# DATASET ROWS:
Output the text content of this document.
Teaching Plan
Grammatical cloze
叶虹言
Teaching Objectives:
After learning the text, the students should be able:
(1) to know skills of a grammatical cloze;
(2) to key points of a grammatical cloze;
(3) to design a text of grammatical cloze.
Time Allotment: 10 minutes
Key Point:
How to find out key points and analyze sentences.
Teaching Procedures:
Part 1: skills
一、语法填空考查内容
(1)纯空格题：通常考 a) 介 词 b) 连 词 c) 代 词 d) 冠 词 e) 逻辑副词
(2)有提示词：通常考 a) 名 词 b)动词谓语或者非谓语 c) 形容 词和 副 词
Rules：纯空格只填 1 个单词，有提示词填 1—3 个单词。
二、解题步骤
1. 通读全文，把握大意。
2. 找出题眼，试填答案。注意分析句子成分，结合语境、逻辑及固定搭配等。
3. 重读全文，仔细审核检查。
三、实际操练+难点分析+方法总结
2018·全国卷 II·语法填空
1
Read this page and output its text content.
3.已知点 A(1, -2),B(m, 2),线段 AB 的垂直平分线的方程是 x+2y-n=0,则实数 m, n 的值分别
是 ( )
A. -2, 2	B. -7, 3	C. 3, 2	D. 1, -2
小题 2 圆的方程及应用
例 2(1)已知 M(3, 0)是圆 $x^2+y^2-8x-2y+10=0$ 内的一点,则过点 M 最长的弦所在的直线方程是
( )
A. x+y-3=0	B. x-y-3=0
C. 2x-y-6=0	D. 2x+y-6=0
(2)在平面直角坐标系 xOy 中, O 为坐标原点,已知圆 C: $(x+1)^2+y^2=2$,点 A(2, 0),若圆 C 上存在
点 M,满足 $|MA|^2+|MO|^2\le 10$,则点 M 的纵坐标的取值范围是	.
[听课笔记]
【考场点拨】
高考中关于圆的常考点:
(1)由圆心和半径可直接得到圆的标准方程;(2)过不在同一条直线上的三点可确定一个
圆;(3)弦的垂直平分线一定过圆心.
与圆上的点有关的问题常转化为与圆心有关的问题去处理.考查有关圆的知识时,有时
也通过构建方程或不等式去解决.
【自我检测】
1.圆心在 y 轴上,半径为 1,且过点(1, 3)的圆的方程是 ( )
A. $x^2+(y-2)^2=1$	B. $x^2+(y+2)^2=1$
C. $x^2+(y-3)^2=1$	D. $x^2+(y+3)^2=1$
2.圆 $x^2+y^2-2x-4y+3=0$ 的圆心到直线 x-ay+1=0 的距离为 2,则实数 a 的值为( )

# WORK TO BE COMPLETED:
Give back the whole listing exactly as it reads.

# OUTPUT FOR THIS TASK:
Output the text content of this document.
Teaching Plan
Grammatical cloze
叶虹言
Teaching Objectives:
After learning the text, the students should be able:
(1) to know skills of a grammatical cloze;
(2) to key points of a grammatical cloze;
(3) to design a text of grammatical cloze.
Time Allotment: 10 minutes
Key Point:
How to find out key points and analyze sentences.
Teaching Procedures:
Part 1: skills
一、语法填空考查内容
(1)纯空格题：通常考 a) 介 词 b) 连 词 c) 代 词 d) 冠 词 e) 逻辑副词
(2)有提示词：通常考 a) 名 词 b)动词谓语或者非谓语 c) 形容 词和 副 词
Rules：纯空格只填 1 个单词，有提示词填 1—3 个单词。
二、解题步骤
1. 通读全文，把握大意。
2. 找出题眼，试填答案。注意分析句子成分，结合语境、逻辑及固定搭配等。
3. 重读全文，仔细审核检查。
三、实际操练+难点分析+方法总结
2018·全国卷 II·语法填空
1
Read this page and output its text content.
3.已知点 A(1, -2),B(m, 2),线段 AB 的垂直平分线的方程是 x+2y-n=0,则实数 m, n 的值分别
是 ( )
A. -2, 2	B. -7, 3	C. 3, 2	D. 1, -2
小题 2 圆的方程及应用
例 2(1)已知 M(3, 0)是圆 $x^2+y^2-8x-2y+10=0$ 内的一点,则过点 M 最长的弦所在的直线方程是
( )
A. x+y-3=0	B. x-y-3=0
C. 2x-y-6=0	D. 2x+y-6=0
(2)在平面直角坐标系 xOy 中, O 为坐标原点,已知圆 C: $(x+1)^2+y^2=2$,点 A(2, 0),若圆 C 上存在
点 M,满足 $|MA|^2+|MO|^2\le 10$,则点 M 的纵坐标的取值范围是	.
[听课笔记]
【考场点拨】
高考中关于圆的常考点:
(1)由圆心和半径可直接得到圆的标准方程;(2)过不在同一条直线上的三点可确定一个
圆;(3)弦的垂直平分线一定过圆心.
与圆上的点有关的问题常转化为与圆心有关的问题去处理.考查有关圆的知识时,有时
也通过构建方程或不等式去解决.
【自我检测】
1.圆心在 y 轴上,半径为 1,且过点(1, 3)的圆的方程是 ( )
A. $x^2+(y-2)^2=1$	B. $x^2+(y+2)^2=1$
C. $x^2+(y-3)^2=1$	D. $x^2+(y+3)^2=1$
2.圆 $x^2+y^2-2x-4y+3=0$ 的圆心到直线 x-ay+1=0 的距离为 2,则实数 a 的值为( )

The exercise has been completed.